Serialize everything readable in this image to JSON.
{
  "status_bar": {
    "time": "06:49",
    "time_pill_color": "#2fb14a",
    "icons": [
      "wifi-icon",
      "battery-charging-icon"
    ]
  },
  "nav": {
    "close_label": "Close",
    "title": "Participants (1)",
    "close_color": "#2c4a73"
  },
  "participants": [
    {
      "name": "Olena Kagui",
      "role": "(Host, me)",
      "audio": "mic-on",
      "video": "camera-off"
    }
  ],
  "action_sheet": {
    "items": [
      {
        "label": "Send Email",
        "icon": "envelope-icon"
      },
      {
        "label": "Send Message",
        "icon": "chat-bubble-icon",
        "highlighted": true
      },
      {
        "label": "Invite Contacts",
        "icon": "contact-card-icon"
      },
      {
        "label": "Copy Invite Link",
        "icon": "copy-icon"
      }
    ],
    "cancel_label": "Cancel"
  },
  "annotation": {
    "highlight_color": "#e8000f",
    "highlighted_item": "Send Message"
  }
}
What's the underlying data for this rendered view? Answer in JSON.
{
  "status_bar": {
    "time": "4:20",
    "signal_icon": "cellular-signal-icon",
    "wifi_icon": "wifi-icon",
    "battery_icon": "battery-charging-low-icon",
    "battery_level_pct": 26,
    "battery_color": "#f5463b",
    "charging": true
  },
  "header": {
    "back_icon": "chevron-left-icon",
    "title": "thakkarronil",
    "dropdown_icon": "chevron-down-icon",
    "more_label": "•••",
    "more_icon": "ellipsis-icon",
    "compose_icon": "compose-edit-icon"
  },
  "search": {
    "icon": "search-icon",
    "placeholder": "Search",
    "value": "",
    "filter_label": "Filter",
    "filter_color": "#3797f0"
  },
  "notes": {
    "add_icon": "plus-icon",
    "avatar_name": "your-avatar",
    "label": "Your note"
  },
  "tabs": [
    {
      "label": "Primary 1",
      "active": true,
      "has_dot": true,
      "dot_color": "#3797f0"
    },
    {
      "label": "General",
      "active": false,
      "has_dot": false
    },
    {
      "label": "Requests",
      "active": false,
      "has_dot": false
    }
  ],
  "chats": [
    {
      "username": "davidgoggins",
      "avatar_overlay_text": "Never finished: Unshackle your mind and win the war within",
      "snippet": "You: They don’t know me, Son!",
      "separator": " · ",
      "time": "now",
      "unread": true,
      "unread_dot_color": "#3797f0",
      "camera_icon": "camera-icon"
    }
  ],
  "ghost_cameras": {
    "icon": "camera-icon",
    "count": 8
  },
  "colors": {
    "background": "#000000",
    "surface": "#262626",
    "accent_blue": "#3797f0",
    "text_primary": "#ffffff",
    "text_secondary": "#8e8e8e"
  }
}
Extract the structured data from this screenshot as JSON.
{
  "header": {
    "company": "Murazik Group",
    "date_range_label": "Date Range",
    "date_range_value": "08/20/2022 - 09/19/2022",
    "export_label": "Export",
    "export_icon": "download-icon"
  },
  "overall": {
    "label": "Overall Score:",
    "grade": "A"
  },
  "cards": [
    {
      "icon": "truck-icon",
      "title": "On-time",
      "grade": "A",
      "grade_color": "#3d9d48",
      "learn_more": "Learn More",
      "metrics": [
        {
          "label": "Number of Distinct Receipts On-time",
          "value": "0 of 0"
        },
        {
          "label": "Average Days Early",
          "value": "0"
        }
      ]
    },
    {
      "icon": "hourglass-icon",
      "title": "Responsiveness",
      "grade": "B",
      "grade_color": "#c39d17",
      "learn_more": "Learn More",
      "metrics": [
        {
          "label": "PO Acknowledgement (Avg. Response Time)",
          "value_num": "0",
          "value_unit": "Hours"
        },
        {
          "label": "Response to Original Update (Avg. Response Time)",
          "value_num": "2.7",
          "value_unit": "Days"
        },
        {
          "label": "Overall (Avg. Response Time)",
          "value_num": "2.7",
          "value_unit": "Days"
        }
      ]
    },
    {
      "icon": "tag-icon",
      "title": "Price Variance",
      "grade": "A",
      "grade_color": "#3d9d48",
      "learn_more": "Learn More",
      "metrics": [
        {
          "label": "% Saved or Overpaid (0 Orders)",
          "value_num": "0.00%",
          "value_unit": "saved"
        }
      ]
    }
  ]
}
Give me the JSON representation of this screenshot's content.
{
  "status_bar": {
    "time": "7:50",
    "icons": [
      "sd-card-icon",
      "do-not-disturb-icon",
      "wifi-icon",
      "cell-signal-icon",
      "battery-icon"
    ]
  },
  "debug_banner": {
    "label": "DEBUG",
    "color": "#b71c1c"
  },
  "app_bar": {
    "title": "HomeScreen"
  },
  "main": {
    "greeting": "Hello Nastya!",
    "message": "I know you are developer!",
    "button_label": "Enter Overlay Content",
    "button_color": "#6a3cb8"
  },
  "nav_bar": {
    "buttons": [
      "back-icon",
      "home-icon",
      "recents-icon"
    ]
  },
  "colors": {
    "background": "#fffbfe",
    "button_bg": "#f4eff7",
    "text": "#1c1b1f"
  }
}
•••••
Copy every line that includes the string "screenshot" from the material above.

Extract the structured data from this screenshot as JSON.
Give me the JSON representation of this screenshot's content.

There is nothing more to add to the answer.